A block of data

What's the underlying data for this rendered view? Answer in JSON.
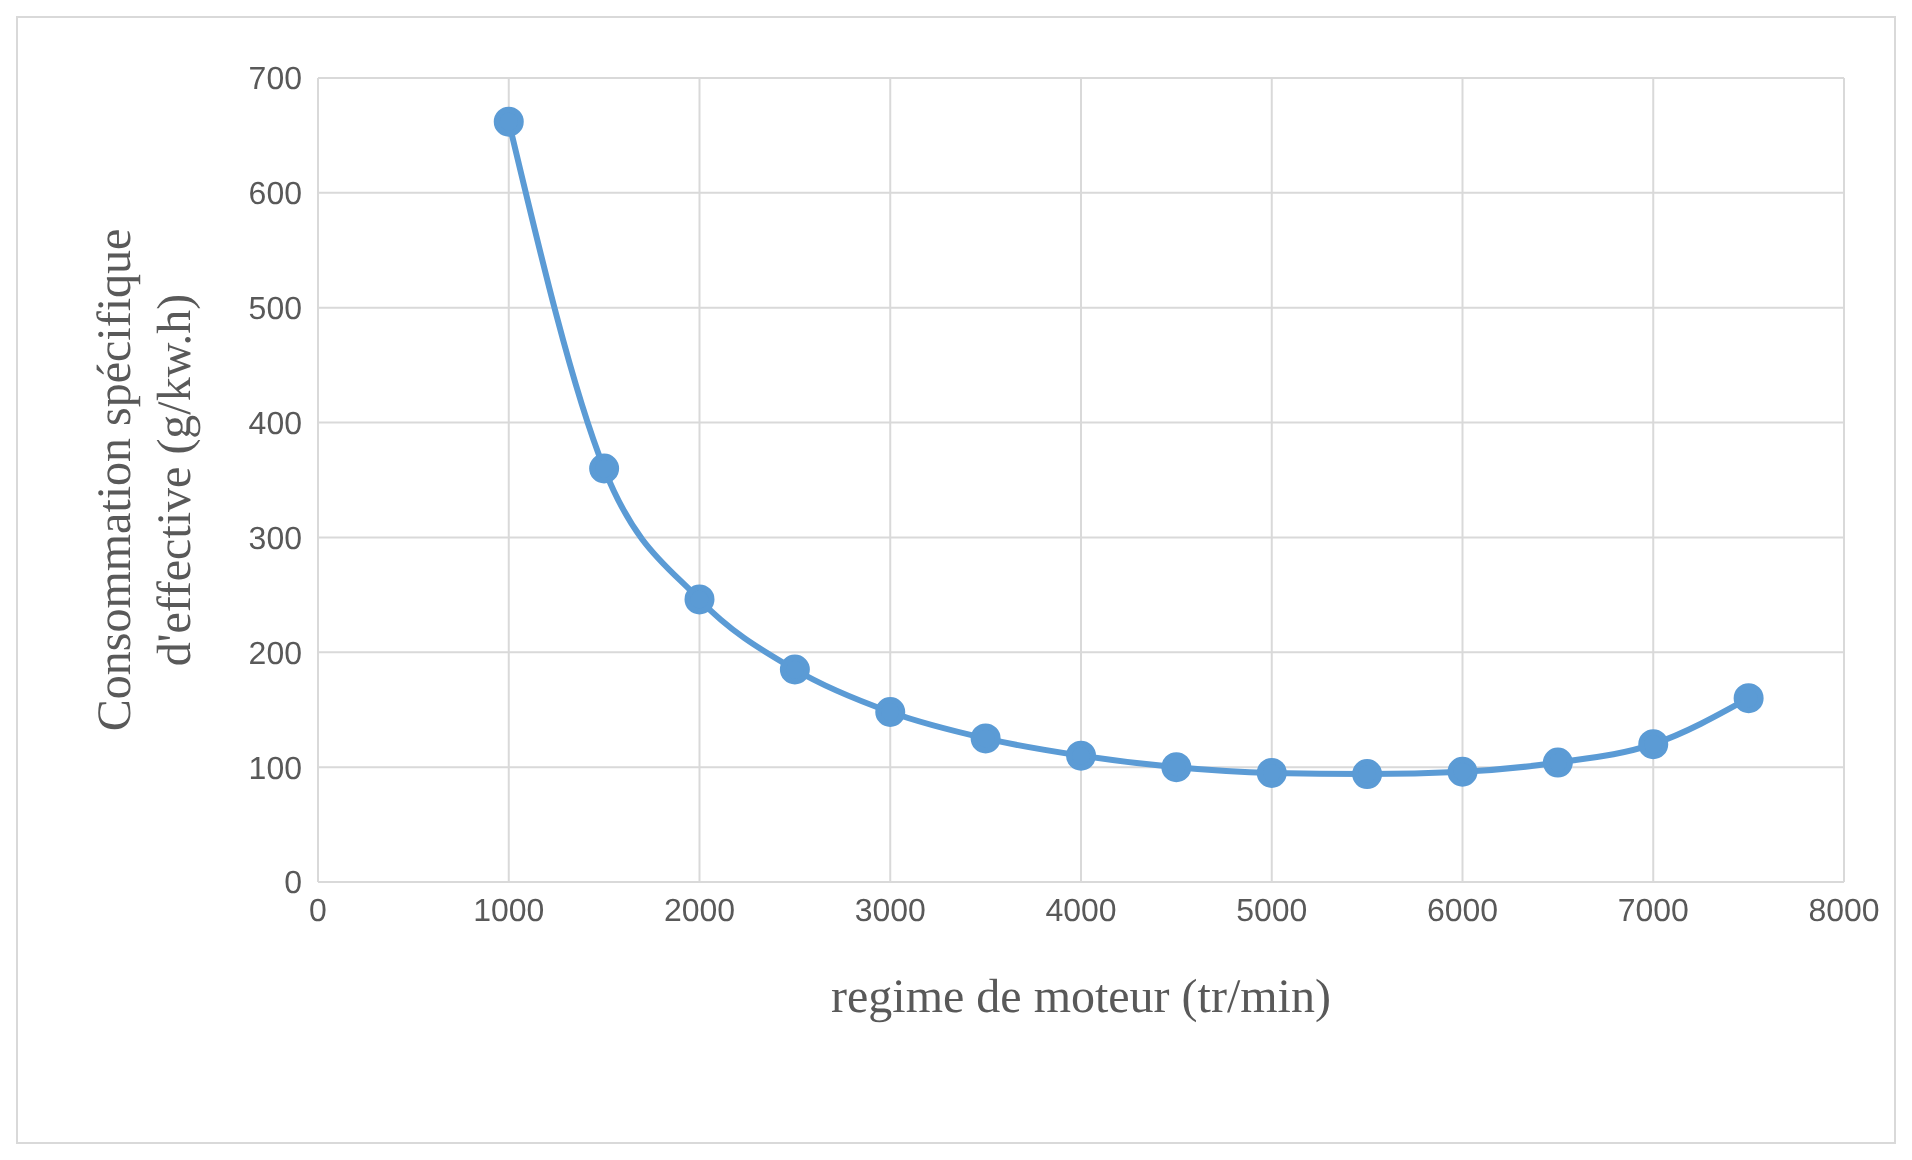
{
  "chart_data": {
    "type": "line",
    "xlabel": "regime de moteur (tr/min)",
    "ylabel": "Consommation spécifique d'effective (g/kw.h)",
    "x": [
      1000,
      1500,
      2000,
      2500,
      3000,
      3500,
      4000,
      4500,
      5000,
      5500,
      6000,
      6500,
      7000,
      7500
    ],
    "series": [
      {
        "color": "#5b9bd5",
        "values": [
          662,
          360,
          246,
          185,
          148,
          125,
          110,
          100,
          95,
          94,
          96,
          104,
          120,
          160
        ]
      }
    ],
    "xlim": [
      0,
      8000
    ],
    "xticks": [
      0,
      1000,
      2000,
      3000,
      4000,
      5000,
      6000,
      7000,
      8000
    ],
    "ylim": [
      0,
      700
    ],
    "yticks": [
      0,
      100,
      200,
      300,
      400,
      500,
      600,
      700
    ],
    "grid": true,
    "legend": false,
    "marker": "circle",
    "line_style": "solid"
  }
}
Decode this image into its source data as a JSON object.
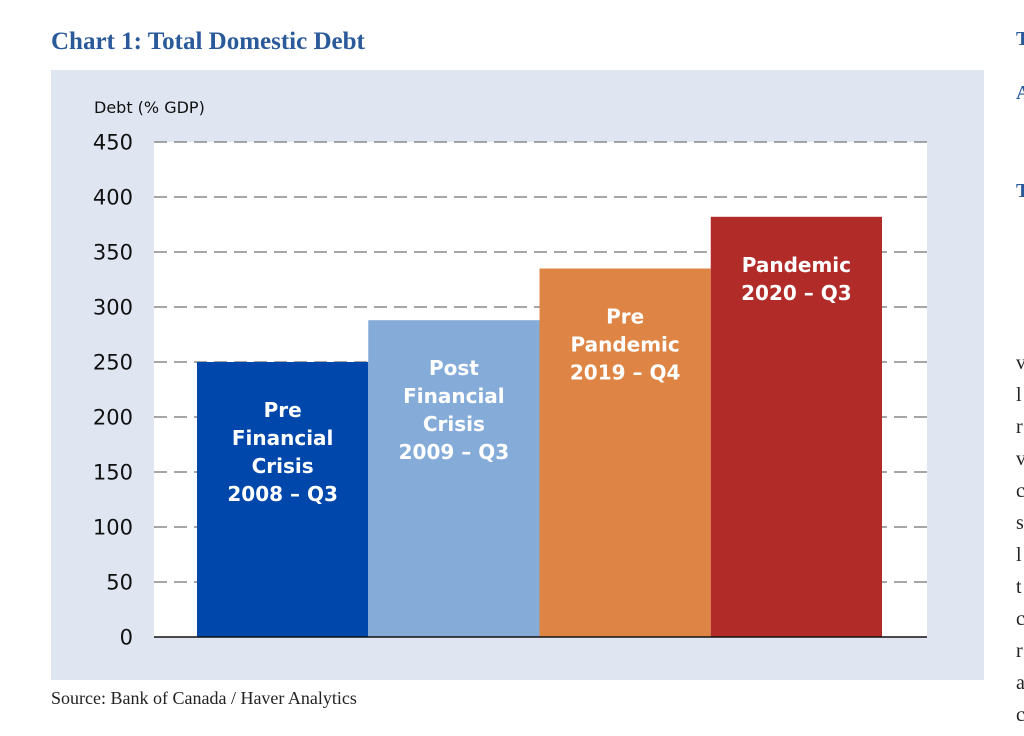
{
  "chart_data": {
    "type": "bar",
    "title": "Chart 1: Total Domestic Debt",
    "ylabel": "Debt (% GDP)",
    "xlabel": "",
    "ylim": [
      0,
      450
    ],
    "yticks": [
      0,
      50,
      100,
      150,
      200,
      250,
      300,
      350,
      400,
      450
    ],
    "grid": true,
    "legend": "none",
    "bars": [
      {
        "label_lines": [
          "Pre",
          "Financial",
          "Crisis",
          "2008 – Q3"
        ],
        "value": 250,
        "color": "#0047ab"
      },
      {
        "label_lines": [
          "Post",
          "Financial",
          "Crisis",
          "2009 – Q3"
        ],
        "value": 288,
        "color": "#85acd9"
      },
      {
        "label_lines": [
          "Pre",
          "Pandemic",
          "2019 – Q4"
        ],
        "value": 335,
        "color": "#de8444"
      },
      {
        "label_lines": [
          "Pandemic",
          "2020 – Q3"
        ],
        "value": 382,
        "color": "#b12b29"
      }
    ],
    "source": "Source: Bank of Canada / Haver Analytics"
  },
  "colors": {
    "title": "#2a5a9a",
    "frame_background": "#dfe6f2",
    "plot_background": "#ffffff",
    "grid": "#888888"
  }
}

■ THE REQUEST ■
Your answer should be a single number: the count of lines in the listing that contain the word "title".

■ THE ANSWER ■
2